**Using the information**
1. Answer these questions from the passage about RIM and Apple:
(a) According to Heins, at most how many BlackBerry models will RIM probably sell when the new generation arrives?
(b) Where did Lazaridis say the company got its start?
(c) Which company did Heins work for as an executive before joining RIM?
2. Write the next part of the passage about RIM and Apple, picking up after its final sentence.

**Given passage**
Segment Open
Kunstler, based in San Francisco, says the comparison between RIM and Apple is flawed because the Canadian company lacks a couple of key ingredients: Jobs’s own imagination and his ability to coax and cajole his teams into executing their ideas and delivering products on time.

Product Fumbling

“Before Jobs returned, Apple had been fumbling very badly for a number of years on the product side,” Kunstler said. The product discipline he instilled in the company is hard to replicate, he said.

In a bid to tighten its product focus, RIM plans to sell fewer BlackBerry models when the new generation arrives — probably no more than four, Heins says. Even so, the products will be late. Last month, Heins delayed the arrival of RIM’s first BB10 phone until early 2013, meaning it will now debut more than a year after it was originally expected.

Heins took over as CEO from Mike Lazaridis and Jim Balsillie, who ran the company as a team. Lazaridis, RIM’s founder, remains a director, is vice chairman and heads up the board’s innovation committee — its own attempt to think different. The company’s next breakthrough may be just as hard for outsiders to predict as its initial success, Lazaridis said in an e-mail.

‘Game-Changing Innovation’

“One thing we’ve seen over the years is that game-changing innovation can come from anywhere, including a company that got its start over a bagel shop in Waterloo, Ontario,” he said.

Jobs had instant credibility with Apple employees because he helped start the business and wasn’t around during most of the lean years. Lazaridis doesn’t have that distinction: RIM gained and then lost most of its value under his stewardship. He’s also been criticized for not anticipating the popularity of camera phones and mobile browsers. By stepping aside this year, Lazaridis put Heins, a former Siemens AG executive who joined RIM almost five years ago, in the role of would-be savior.
Segment Closed
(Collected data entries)
Segment Open
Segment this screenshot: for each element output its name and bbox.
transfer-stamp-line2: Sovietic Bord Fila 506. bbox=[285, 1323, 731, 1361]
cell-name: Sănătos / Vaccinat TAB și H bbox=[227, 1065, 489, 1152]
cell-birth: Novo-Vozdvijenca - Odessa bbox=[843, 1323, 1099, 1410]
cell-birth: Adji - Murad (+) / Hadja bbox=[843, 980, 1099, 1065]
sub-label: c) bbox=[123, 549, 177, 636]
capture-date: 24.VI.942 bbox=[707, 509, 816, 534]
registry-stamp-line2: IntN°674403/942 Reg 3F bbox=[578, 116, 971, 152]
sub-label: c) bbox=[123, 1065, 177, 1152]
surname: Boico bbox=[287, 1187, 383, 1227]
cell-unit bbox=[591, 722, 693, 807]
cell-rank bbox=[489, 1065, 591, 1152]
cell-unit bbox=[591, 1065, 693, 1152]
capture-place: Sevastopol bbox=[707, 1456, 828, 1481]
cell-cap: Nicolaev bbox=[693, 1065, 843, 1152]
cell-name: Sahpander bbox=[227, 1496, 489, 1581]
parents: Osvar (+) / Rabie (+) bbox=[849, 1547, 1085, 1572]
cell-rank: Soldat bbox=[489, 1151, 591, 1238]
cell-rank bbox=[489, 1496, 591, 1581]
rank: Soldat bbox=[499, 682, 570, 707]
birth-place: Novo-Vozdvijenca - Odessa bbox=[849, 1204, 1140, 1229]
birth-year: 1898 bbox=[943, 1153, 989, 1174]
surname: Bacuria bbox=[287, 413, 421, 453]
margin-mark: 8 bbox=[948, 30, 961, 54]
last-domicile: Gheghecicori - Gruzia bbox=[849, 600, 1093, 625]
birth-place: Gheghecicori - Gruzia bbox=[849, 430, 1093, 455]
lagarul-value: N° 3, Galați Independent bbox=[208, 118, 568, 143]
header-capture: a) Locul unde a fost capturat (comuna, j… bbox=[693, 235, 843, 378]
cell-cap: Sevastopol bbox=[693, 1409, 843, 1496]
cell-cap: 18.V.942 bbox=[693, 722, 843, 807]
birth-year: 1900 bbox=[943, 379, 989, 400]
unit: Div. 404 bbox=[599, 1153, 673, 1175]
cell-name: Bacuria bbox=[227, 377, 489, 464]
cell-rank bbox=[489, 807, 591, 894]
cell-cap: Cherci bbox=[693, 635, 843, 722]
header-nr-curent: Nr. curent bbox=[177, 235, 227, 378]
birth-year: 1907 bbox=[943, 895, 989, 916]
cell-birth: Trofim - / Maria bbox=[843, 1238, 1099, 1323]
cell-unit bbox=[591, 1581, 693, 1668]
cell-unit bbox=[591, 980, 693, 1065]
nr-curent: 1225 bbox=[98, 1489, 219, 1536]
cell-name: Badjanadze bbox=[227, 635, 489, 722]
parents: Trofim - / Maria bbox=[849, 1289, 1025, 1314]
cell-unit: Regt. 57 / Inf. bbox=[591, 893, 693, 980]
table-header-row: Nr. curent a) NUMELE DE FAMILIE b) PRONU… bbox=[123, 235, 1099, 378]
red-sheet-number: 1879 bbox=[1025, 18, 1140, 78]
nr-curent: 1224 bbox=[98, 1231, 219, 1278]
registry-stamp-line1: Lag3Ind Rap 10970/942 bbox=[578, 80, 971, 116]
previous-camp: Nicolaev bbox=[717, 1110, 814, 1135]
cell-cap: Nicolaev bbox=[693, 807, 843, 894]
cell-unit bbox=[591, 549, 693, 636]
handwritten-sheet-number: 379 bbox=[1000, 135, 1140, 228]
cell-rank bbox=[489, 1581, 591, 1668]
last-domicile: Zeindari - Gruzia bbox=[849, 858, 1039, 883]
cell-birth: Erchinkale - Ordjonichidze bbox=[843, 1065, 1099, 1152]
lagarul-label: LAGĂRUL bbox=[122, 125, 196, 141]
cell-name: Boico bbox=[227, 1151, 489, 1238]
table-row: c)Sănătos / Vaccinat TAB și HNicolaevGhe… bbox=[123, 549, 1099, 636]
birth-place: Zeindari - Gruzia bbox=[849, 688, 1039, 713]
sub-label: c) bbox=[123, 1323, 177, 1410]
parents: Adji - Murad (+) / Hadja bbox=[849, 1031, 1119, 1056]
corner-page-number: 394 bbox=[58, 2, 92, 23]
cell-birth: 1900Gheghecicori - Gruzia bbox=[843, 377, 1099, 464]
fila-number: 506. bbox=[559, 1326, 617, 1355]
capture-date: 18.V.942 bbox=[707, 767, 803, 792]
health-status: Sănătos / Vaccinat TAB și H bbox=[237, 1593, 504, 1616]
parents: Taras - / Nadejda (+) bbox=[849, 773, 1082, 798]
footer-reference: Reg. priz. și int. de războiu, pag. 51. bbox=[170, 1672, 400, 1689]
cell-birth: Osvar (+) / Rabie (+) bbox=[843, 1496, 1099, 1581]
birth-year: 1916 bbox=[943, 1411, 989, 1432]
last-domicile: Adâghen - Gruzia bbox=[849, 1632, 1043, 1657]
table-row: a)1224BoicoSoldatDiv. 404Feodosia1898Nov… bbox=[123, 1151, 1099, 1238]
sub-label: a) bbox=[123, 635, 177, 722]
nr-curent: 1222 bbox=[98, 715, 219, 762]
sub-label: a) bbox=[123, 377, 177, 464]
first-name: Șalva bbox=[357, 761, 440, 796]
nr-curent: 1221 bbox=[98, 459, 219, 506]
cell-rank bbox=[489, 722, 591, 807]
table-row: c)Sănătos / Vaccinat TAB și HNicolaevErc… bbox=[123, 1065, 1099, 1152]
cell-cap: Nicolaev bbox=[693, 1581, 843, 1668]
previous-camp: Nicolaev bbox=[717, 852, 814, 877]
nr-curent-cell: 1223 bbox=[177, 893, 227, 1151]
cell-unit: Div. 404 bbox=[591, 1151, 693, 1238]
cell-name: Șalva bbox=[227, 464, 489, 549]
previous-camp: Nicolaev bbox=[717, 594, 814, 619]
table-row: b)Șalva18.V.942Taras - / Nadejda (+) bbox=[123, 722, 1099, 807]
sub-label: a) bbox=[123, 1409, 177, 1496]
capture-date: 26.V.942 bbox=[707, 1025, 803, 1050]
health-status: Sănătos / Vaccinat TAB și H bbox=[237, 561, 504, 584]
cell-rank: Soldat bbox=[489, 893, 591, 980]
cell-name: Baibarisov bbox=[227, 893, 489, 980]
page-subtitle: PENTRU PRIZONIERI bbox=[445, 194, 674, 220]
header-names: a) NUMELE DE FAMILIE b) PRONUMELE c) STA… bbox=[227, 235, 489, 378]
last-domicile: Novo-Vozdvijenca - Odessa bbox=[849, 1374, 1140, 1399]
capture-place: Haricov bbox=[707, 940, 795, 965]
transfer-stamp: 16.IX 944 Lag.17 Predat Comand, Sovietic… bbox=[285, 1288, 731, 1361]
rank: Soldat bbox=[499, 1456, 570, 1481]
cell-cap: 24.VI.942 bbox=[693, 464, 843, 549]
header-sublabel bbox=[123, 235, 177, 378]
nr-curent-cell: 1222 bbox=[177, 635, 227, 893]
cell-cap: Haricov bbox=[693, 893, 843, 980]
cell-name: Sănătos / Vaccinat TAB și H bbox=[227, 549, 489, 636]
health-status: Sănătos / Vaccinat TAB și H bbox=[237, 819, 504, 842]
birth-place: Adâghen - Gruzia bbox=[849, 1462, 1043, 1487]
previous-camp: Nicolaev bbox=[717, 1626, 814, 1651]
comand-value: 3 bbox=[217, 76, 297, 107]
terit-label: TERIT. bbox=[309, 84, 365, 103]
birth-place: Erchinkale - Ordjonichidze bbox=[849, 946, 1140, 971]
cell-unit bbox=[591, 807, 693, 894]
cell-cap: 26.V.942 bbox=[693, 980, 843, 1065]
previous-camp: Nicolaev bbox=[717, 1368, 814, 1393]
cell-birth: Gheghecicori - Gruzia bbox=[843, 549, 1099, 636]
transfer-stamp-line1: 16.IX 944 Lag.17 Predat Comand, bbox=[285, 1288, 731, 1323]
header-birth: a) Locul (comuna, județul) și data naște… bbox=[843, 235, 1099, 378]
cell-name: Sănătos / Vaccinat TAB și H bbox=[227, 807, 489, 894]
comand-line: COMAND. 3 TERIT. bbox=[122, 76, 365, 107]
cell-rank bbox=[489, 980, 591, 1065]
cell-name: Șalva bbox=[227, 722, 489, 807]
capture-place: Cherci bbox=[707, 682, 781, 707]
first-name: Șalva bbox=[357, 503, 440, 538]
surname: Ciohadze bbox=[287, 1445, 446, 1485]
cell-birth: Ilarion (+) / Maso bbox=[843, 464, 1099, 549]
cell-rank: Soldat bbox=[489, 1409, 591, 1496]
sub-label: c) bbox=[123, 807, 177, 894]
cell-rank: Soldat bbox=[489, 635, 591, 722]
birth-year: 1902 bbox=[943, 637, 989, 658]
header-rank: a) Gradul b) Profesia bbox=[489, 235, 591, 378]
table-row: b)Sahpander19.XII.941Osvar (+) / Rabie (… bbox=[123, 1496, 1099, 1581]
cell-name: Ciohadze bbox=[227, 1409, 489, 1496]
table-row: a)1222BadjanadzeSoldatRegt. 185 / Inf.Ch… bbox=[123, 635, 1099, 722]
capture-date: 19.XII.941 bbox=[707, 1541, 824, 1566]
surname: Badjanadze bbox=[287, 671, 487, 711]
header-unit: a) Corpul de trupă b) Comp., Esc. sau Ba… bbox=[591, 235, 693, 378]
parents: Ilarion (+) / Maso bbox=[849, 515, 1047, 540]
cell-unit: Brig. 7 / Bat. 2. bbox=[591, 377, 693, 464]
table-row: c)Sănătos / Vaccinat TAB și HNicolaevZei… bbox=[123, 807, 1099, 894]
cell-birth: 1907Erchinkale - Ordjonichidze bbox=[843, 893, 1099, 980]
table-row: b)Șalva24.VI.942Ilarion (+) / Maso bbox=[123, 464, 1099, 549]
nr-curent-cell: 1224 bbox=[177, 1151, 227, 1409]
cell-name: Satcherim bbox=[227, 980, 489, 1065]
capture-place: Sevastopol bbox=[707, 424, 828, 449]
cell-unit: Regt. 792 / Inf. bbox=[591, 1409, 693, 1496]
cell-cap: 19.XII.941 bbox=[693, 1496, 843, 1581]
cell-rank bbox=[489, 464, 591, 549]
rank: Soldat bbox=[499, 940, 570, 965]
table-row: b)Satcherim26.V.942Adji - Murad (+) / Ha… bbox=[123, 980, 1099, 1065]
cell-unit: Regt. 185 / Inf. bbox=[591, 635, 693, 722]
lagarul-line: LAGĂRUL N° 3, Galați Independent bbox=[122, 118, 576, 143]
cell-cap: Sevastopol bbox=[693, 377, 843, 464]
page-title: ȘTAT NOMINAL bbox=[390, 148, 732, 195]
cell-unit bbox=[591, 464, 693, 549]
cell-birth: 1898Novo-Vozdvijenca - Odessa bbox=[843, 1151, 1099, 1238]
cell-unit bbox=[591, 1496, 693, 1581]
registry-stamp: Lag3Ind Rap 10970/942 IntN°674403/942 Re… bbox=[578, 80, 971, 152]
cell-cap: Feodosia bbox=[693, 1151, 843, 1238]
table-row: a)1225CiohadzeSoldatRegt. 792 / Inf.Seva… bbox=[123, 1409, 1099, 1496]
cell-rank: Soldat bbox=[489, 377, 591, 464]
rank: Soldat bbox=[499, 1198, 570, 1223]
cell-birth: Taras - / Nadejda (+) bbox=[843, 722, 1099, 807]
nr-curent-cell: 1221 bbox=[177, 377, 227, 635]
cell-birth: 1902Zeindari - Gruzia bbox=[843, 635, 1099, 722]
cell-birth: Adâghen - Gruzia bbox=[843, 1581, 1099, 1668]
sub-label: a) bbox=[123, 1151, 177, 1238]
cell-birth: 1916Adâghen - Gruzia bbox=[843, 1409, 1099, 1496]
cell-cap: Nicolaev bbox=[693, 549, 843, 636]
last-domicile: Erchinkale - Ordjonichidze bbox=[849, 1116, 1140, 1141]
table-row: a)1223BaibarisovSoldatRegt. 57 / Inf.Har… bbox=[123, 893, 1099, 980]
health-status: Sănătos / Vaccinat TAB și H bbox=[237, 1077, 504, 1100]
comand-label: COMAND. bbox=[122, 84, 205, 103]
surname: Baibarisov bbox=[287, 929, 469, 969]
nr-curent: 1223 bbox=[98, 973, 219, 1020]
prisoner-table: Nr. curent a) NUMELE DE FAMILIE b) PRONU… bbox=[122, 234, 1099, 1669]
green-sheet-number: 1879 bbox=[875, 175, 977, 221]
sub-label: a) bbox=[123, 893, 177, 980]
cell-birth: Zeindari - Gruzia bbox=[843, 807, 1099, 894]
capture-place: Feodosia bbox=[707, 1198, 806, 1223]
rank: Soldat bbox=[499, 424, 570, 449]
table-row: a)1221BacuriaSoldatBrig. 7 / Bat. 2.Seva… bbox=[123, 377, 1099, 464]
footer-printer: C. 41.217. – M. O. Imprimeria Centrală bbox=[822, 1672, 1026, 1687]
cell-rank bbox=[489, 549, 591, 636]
Segment Closed
**Solved problems**
1.
(a) Probably no more than four.
(b) Over a bagel shop in Waterloo, Ontario.
(c) Siemens AG.

2.
RIM declined to say if Heins is taking cues from Jobs’s career. His inspiration comes from 78 million BlackBerry fans, who want to see the company succeed, Heins said.

“The excitement and commitment that all of these people, our customers, fans and employees, show on a daily basis gives me all the inspiration I need to navigate through this period and guide RIM to once again transform the way people communicate and to generate long-term value for our shareholders,” Heins said in an e-mail.

NeXT Software

The linchpin of Apple’s operating-system comeback was NeXT, an OS Jobs had built while in exile from Apple. The company acquired the business and then retooled it to create the basis of the Mac OS X. Similarly, RIM bought QNX Software Systems for $200 million in 2010 and began reconfiguring it as the basis for BB10. RIM’s future depends whether the new operating system can similarly disrupt the market, said Mike Abramsky, principal at Toronto-based consulting firm Red Team Global.

“That’s the $64,000 question,” said Abramsky, a former analyst who tracked both Apple and RIM. “It’s almost like they have to revolutionize the market the way Apple did to change their fortunes around — and that I think is beyond them.”

RIM also needs to appeal to developers, who would have to make the apps required for BB10 to compete with Apple and Android devices, said Jean-Louis Gassee, a venture capitalist who worked at Apple for almost a decade. No matter how good BB10 is, it will lag too far behind Android and Apple, he said.

Needs Ecosystem

“Assuming Thorsten Heins manages to lead his engineers into creating an OS on par with Android and Apple, RIM does not have the ecosystem,” Gassee said. “The killer problem is the ecosystem.”

One outcome for RIM would be to sell off the company — something Apple had discussed doing before Jobs returned. Mike Kwatinetz, a partner at venture firm Azure Capital Partners in San Francisco, would like Microsoft to buy RIM.

Tony Imperati, a spokesman for Redmond, Washington-based Microsoft, declined to comment on that possibility.

“RIM needs to somehow change the war,” said Kwatinetz, a loyal BlackBerry user who covered Apple as an analyst during its turnaround. “They just do e-mail better than anybody.”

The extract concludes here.